SHORT TASK -
Work out how many lines in the entries below include the word "from". Give nothing but the number.
─── RECORDS FOR THIS TASK
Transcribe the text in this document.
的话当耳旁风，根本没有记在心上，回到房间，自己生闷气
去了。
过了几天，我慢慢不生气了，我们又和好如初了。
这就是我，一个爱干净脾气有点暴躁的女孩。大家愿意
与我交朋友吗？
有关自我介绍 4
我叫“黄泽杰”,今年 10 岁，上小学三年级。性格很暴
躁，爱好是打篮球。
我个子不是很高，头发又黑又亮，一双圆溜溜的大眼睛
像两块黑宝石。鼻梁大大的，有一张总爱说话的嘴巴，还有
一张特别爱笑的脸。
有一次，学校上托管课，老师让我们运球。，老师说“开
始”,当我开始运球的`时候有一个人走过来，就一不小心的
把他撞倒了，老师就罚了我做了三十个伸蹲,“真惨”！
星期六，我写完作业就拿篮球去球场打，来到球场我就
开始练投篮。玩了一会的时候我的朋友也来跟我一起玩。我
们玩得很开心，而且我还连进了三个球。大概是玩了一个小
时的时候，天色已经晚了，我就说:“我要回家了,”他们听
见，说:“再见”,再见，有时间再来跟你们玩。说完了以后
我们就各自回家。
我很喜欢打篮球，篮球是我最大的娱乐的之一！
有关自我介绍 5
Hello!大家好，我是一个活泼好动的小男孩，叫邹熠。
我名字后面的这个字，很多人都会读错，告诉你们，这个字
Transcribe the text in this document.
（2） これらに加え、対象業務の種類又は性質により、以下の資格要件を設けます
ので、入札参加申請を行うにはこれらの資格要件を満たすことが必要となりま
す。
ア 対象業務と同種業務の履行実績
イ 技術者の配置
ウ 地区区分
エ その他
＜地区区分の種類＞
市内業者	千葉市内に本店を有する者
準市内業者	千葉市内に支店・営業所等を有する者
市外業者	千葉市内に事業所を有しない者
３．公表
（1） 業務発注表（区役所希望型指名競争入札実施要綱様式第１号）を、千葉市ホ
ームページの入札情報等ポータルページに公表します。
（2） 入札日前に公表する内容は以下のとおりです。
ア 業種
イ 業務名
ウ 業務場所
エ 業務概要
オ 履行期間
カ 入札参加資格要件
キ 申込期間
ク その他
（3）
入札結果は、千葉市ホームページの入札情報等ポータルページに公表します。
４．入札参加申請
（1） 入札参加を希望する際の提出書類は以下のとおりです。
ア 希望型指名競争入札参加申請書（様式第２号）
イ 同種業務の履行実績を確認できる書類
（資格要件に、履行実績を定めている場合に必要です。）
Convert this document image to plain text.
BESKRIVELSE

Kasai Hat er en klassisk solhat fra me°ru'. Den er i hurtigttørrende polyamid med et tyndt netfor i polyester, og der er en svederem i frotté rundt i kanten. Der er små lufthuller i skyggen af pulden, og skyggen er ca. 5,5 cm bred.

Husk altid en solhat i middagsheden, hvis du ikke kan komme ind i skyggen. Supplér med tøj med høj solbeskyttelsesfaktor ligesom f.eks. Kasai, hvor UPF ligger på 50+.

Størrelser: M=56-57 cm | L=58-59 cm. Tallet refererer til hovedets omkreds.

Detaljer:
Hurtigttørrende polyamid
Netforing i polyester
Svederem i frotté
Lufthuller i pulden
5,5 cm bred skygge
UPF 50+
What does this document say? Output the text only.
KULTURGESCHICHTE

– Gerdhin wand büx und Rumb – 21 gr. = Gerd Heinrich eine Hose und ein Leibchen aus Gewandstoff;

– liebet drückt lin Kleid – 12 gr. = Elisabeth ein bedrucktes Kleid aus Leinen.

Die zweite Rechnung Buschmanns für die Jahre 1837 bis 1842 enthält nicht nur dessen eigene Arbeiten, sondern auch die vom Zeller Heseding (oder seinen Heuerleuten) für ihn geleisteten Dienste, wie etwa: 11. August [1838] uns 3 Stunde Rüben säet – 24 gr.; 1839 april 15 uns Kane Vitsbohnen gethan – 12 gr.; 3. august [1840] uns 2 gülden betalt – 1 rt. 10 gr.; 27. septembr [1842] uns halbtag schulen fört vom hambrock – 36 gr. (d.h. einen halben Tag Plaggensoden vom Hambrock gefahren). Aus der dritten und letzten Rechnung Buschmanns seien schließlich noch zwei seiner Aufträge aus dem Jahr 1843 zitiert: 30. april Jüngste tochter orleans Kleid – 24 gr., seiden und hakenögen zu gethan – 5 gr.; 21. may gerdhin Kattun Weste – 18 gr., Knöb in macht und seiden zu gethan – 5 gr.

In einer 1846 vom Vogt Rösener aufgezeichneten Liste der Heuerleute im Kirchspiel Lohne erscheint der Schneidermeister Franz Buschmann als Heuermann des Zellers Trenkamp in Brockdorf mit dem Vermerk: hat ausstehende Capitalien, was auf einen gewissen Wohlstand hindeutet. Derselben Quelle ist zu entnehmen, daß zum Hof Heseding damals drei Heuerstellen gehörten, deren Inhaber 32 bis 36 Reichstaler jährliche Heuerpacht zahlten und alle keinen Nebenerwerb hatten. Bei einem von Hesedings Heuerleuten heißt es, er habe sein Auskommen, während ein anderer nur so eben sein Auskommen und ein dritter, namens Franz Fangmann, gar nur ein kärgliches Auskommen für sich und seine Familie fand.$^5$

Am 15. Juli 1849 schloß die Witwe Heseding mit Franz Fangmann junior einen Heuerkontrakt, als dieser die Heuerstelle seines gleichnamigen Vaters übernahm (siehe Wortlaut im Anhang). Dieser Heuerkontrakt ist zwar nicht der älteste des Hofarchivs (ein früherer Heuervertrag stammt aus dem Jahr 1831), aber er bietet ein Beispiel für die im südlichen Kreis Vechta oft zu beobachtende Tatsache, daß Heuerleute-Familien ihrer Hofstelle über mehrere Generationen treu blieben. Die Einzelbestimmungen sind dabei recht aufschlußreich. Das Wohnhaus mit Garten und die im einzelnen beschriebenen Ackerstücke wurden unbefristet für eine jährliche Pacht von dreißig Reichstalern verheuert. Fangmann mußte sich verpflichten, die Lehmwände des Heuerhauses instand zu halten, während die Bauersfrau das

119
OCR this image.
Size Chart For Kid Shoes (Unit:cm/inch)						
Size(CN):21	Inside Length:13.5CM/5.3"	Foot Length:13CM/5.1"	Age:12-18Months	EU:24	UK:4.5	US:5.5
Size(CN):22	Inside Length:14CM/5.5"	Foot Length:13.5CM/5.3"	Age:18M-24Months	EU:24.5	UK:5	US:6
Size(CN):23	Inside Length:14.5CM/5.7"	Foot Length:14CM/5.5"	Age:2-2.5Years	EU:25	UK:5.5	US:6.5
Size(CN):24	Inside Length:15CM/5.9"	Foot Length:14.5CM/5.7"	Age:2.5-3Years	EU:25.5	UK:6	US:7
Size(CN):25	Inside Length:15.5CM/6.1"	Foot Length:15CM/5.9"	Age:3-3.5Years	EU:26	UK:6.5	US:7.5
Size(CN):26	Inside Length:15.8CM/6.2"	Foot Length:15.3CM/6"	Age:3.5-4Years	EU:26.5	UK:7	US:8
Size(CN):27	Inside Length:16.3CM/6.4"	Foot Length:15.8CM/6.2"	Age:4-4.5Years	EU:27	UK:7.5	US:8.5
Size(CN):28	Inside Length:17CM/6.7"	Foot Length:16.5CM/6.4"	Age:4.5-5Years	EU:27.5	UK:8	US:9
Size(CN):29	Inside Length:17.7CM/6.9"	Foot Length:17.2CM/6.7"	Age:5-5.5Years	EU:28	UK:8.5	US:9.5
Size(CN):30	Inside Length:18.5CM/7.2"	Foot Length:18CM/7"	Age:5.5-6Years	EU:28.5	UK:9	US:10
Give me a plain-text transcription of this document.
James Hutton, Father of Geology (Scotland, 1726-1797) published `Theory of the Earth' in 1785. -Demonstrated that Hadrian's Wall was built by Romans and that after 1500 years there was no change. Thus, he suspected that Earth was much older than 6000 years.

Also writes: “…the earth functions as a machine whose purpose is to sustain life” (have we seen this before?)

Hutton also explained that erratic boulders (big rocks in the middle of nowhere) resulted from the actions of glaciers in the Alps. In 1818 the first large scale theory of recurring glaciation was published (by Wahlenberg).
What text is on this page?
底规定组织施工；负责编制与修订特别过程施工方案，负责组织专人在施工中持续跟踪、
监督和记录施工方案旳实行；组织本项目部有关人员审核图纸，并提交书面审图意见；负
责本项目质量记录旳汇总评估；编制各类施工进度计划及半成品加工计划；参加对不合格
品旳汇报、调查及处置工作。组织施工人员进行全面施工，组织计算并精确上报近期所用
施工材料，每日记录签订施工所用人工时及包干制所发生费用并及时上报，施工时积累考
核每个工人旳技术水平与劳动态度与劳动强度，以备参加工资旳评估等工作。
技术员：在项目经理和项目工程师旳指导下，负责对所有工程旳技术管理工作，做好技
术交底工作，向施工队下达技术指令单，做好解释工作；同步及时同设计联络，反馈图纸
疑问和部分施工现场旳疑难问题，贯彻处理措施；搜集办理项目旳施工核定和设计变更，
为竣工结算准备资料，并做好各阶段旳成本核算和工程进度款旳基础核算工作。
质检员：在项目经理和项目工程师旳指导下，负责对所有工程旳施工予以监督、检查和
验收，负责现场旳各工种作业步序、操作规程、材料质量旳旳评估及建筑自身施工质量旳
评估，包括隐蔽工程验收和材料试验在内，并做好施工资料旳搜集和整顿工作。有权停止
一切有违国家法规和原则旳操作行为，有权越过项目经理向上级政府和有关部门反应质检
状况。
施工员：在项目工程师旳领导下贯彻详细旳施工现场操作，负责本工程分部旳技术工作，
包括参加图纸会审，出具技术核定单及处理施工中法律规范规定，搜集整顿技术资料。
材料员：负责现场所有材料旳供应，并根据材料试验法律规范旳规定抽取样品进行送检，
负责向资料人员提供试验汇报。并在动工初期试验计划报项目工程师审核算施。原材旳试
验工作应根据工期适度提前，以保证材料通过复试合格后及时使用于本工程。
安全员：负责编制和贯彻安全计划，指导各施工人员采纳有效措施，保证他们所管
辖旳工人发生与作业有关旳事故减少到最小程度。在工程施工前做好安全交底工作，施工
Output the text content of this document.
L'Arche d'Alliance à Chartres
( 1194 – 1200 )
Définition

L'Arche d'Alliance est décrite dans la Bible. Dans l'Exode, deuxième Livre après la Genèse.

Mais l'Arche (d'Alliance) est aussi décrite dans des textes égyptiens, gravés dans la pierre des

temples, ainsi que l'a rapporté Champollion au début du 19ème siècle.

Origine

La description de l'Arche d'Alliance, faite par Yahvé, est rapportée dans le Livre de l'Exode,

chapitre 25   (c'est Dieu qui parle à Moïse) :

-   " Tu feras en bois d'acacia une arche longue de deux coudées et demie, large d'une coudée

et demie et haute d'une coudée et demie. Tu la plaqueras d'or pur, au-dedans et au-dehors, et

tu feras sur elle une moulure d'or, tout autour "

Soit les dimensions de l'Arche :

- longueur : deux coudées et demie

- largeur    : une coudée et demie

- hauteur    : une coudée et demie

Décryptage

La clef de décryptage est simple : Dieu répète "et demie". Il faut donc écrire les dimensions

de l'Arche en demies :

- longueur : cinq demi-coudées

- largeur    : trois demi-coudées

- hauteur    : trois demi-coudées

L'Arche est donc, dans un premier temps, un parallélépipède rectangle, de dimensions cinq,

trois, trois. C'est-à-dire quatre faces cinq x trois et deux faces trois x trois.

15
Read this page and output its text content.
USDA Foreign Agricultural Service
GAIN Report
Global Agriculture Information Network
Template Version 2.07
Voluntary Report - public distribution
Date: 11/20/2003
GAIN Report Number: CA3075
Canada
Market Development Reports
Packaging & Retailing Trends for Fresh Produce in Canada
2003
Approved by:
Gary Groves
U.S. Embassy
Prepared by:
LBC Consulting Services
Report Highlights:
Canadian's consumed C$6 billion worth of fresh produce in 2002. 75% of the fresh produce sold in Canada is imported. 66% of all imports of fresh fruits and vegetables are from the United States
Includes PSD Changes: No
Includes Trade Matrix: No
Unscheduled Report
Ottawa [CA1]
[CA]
──────
EXERCISE ANSWER -
2